Copy out the item lines word for word, starting at the line that contains "Give bounding boxes" and ending at the line that contains "bust-value: 105–110 — [266, 552, 354, 579]", with both of those lines included.

◆ **The input**

——

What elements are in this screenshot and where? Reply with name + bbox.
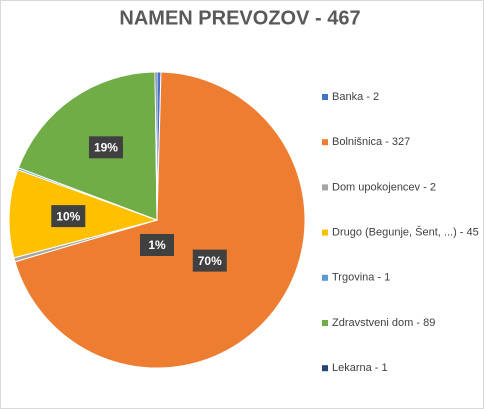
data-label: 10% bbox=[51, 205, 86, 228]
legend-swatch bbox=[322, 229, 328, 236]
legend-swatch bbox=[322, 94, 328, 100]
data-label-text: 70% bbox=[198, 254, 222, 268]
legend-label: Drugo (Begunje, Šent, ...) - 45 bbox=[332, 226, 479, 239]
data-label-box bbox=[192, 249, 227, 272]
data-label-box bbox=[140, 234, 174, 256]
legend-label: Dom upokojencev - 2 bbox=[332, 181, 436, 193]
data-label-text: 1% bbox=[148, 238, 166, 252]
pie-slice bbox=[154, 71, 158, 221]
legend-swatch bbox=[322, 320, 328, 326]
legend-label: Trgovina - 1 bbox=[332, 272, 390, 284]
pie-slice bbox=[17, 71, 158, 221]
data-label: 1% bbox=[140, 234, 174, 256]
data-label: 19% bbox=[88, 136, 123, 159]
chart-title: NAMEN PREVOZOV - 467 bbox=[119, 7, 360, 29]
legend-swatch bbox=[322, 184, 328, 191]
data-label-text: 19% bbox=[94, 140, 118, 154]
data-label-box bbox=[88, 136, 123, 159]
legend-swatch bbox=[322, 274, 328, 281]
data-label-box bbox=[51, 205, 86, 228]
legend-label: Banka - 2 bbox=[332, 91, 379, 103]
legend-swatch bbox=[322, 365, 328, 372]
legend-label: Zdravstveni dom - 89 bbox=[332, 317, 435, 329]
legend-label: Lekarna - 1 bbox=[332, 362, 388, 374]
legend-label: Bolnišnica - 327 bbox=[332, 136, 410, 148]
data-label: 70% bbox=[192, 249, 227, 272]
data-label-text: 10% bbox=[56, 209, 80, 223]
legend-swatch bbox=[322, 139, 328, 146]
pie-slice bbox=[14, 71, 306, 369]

——

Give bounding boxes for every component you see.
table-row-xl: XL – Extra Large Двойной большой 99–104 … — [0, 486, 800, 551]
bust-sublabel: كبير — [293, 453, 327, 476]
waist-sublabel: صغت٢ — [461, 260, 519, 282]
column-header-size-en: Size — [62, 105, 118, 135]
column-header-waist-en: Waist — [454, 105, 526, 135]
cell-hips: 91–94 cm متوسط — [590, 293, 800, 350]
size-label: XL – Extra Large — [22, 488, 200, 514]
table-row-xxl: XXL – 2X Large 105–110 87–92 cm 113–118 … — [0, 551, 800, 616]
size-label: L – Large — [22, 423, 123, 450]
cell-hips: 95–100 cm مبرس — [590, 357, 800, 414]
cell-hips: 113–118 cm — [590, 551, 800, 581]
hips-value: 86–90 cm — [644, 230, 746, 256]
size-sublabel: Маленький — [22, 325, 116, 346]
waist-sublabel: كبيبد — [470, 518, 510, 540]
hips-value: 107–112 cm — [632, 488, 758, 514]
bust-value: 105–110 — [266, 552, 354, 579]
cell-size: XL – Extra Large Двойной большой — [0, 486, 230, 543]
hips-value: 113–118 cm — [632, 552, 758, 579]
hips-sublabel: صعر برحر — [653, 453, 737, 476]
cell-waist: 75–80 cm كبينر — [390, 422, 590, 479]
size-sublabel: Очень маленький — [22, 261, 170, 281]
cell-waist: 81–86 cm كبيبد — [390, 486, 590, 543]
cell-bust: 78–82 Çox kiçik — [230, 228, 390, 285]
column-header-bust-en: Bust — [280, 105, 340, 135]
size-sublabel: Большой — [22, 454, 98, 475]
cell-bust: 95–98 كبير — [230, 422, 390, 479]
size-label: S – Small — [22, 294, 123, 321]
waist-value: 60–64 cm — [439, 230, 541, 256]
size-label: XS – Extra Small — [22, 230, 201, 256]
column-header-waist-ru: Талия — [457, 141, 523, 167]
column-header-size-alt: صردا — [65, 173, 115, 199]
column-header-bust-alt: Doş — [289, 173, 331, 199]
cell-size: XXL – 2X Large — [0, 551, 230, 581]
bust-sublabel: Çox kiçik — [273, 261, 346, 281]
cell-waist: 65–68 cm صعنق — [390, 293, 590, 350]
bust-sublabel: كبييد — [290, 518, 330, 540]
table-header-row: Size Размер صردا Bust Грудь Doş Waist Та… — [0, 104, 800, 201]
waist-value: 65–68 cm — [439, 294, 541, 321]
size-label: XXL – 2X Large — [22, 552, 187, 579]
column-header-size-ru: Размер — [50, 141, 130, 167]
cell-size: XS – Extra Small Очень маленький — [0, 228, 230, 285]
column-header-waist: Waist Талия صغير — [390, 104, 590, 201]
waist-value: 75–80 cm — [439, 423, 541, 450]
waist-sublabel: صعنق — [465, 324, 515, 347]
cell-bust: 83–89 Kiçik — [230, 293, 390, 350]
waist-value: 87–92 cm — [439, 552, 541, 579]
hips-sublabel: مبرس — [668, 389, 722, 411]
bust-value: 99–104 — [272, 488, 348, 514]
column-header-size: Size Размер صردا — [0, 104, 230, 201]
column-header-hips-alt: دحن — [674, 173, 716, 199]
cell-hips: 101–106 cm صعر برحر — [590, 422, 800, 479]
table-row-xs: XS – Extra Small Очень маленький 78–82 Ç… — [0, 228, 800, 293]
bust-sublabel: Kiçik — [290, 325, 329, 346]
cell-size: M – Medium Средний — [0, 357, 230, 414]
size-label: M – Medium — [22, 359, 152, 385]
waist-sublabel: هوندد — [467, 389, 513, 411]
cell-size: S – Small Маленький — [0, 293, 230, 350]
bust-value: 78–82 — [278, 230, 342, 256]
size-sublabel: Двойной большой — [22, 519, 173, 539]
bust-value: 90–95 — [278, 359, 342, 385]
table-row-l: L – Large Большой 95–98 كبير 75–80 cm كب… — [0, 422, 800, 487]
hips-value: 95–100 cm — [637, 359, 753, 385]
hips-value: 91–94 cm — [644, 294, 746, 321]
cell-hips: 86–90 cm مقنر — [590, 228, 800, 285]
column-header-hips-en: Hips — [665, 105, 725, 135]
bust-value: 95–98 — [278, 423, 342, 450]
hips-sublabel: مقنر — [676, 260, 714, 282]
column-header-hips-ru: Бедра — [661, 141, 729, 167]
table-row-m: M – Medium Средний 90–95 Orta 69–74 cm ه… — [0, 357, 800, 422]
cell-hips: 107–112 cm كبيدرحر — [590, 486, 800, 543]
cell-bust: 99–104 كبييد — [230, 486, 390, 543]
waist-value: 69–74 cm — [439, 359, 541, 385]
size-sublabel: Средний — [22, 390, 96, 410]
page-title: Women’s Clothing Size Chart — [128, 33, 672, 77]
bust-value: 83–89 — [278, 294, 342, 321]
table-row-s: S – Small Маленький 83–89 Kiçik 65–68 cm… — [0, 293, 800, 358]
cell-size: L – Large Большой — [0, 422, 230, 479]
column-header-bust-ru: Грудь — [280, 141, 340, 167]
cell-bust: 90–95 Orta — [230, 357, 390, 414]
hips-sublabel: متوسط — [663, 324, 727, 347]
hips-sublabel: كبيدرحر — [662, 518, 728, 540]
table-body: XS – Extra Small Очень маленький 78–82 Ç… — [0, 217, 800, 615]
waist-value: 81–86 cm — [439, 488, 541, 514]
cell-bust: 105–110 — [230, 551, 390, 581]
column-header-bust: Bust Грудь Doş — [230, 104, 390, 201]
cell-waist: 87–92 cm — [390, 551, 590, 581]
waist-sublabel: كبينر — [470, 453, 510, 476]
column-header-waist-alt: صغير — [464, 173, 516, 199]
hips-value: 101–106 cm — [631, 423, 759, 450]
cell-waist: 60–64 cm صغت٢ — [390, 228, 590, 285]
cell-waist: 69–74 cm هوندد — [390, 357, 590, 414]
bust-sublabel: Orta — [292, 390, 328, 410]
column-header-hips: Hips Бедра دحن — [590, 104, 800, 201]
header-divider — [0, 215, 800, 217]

——

◆ **The answer**
Give bounding boxes for every component you see.
table-row-xl: XL – Extra Large Двойной большой 99–104 … — [0, 486, 800, 551]
bust-sublabel: كبير — [293, 453, 327, 476]
waist-sublabel: صغت٢ — [461, 260, 519, 282]
column-header-size-en: Size — [62, 105, 118, 135]
column-header-waist-en: Waist — [454, 105, 526, 135]
cell-hips: 91–94 cm متوسط — [590, 293, 800, 350]
size-label: XL – Extra Large — [22, 488, 200, 514]
table-row-xxl: XXL – 2X Large 105–110 87–92 cm 113–118 … — [0, 551, 800, 616]
size-label: L – Large — [22, 423, 123, 450]
cell-hips: 95–100 cm مبرس — [590, 357, 800, 414]
cell-hips: 113–118 cm — [590, 551, 800, 581]
hips-value: 86–90 cm — [644, 230, 746, 256]
size-sublabel: Маленький — [22, 325, 116, 346]
waist-sublabel: كبيبد — [470, 518, 510, 540]
hips-value: 107–112 cm — [632, 488, 758, 514]
bust-value: 105–110 — [266, 552, 354, 579]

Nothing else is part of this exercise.